### Given instruction
Give back the entire listing verbatim.

### Material for this task
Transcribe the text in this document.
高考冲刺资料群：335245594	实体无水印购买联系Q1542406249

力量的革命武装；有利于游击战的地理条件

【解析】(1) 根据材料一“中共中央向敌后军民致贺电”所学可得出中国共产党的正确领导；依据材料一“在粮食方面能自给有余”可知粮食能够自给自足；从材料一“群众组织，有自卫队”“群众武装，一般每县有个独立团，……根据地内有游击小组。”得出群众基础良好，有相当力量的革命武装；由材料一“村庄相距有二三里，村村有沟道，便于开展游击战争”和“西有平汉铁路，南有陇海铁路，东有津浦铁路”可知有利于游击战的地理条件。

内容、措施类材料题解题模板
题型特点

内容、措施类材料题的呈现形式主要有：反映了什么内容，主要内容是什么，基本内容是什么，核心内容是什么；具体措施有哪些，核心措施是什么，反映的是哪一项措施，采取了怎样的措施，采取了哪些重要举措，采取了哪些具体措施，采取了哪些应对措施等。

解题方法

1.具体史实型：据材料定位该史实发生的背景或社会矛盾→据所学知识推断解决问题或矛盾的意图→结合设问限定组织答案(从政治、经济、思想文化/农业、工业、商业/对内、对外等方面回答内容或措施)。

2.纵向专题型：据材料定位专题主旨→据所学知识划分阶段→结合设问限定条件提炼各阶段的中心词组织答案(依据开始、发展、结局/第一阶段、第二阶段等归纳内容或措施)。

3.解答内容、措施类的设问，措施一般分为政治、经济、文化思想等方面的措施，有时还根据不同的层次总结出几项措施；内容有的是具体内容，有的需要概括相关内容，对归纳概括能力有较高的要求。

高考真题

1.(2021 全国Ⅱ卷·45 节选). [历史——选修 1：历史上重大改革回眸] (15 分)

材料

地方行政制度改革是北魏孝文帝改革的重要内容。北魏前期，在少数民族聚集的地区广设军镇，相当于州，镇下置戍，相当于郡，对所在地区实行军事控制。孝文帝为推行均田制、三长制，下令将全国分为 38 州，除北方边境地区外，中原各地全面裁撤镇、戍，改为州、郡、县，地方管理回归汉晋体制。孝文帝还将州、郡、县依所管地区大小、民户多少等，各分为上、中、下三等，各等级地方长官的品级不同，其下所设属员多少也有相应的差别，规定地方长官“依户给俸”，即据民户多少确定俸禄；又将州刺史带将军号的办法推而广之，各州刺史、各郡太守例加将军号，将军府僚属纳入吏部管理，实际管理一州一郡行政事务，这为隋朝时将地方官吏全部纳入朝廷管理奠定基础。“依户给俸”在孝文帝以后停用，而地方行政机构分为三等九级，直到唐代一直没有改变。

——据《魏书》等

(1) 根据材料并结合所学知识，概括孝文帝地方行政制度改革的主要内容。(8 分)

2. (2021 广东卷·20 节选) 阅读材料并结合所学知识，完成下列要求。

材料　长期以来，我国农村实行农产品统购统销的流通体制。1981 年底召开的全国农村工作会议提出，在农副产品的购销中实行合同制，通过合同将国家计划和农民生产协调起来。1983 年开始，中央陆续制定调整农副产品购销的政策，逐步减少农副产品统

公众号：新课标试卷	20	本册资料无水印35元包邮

### Right answer
Transcribe the text in this document.
高考冲刺资料群：335245594	实体无水印购买联系Q1542406249

力量的革命武装；有利于游击战的地理条件

【解析】(1) 根据材料一“中共中央向敌后军民致贺电”所学可得出中国共产党的正确领导；依据材料一“在粮食方面能自给有余”可知粮食能够自给自足；从材料一“群众组织，有自卫队”“群众武装，一般每县有个独立团，……根据地内有游击小组。”得出群众基础良好，有相当力量的革命武装；由材料一“村庄相距有二三里，村村有沟道，便于开展游击战争”和“西有平汉铁路，南有陇海铁路，东有津浦铁路”可知有利于游击战的地理条件。

内容、措施类材料题解题模板
题型特点

内容、措施类材料题的呈现形式主要有：反映了什么内容，主要内容是什么，基本内容是什么，核心内容是什么；具体措施有哪些，核心措施是什么，反映的是哪一项措施，采取了怎样的措施，采取了哪些重要举措，采取了哪些具体措施，采取了哪些应对措施等。

解题方法

1.具体史实型：据材料定位该史实发生的背景或社会矛盾→据所学知识推断解决问题或矛盾的意图→结合设问限定组织答案(从政治、经济、思想文化/农业、工业、商业/对内、对外等方面回答内容或措施)。

2.纵向专题型：据材料定位专题主旨→据所学知识划分阶段→结合设问限定条件提炼各阶段的中心词组织答案(依据开始、发展、结局/第一阶段、第二阶段等归纳内容或措施)。

3.解答内容、措施类的设问，措施一般分为政治、经济、文化思想等方面的措施，有时还根据不同的层次总结出几项措施；内容有的是具体内容，有的需要概括相关内容，对归纳概括能力有较高的要求。

高考真题

1.(2021 全国Ⅱ卷·45 节选). [历史——选修 1：历史上重大改革回眸] (15 分)

材料

地方行政制度改革是北魏孝文帝改革的重要内容。北魏前期，在少数民族聚集的地区广设军镇，相当于州，镇下置戍，相当于郡，对所在地区实行军事控制。孝文帝为推行均田制、三长制，下令将全国分为 38 州，除北方边境地区外，中原各地全面裁撤镇、戍，改为州、郡、县，地方管理回归汉晋体制。孝文帝还将州、郡、县依所管地区大小、民户多少等，各分为上、中、下三等，各等级地方长官的品级不同，其下所设属员多少也有相应的差别，规定地方长官“依户给俸”，即据民户多少确定俸禄；又将州刺史带将军号的办法推而广之，各州刺史、各郡太守例加将军号，将军府僚属纳入吏部管理，实际管理一州一郡行政事务，这为隋朝时将地方官吏全部纳入朝廷管理奠定基础。“依户给俸”在孝文帝以后停用，而地方行政机构分为三等九级，直到唐代一直没有改变。

——据《魏书》等

(1) 根据材料并结合所学知识，概括孝文帝地方行政制度改革的主要内容。(8 分)

2. (2021 广东卷·20 节选) 阅读材料并结合所学知识，完成下列要求。

材料　长期以来，我国农村实行农产品统购统销的流通体制。1981 年底召开的全国农村工作会议提出，在农副产品的购销中实行合同制，通过合同将国家计划和农民生产协调起来。1983 年开始，中央陆续制定调整农副产品购销的政策，逐步减少农副产品统

公众号：新课标试卷	20	本册资料无水印35元包邮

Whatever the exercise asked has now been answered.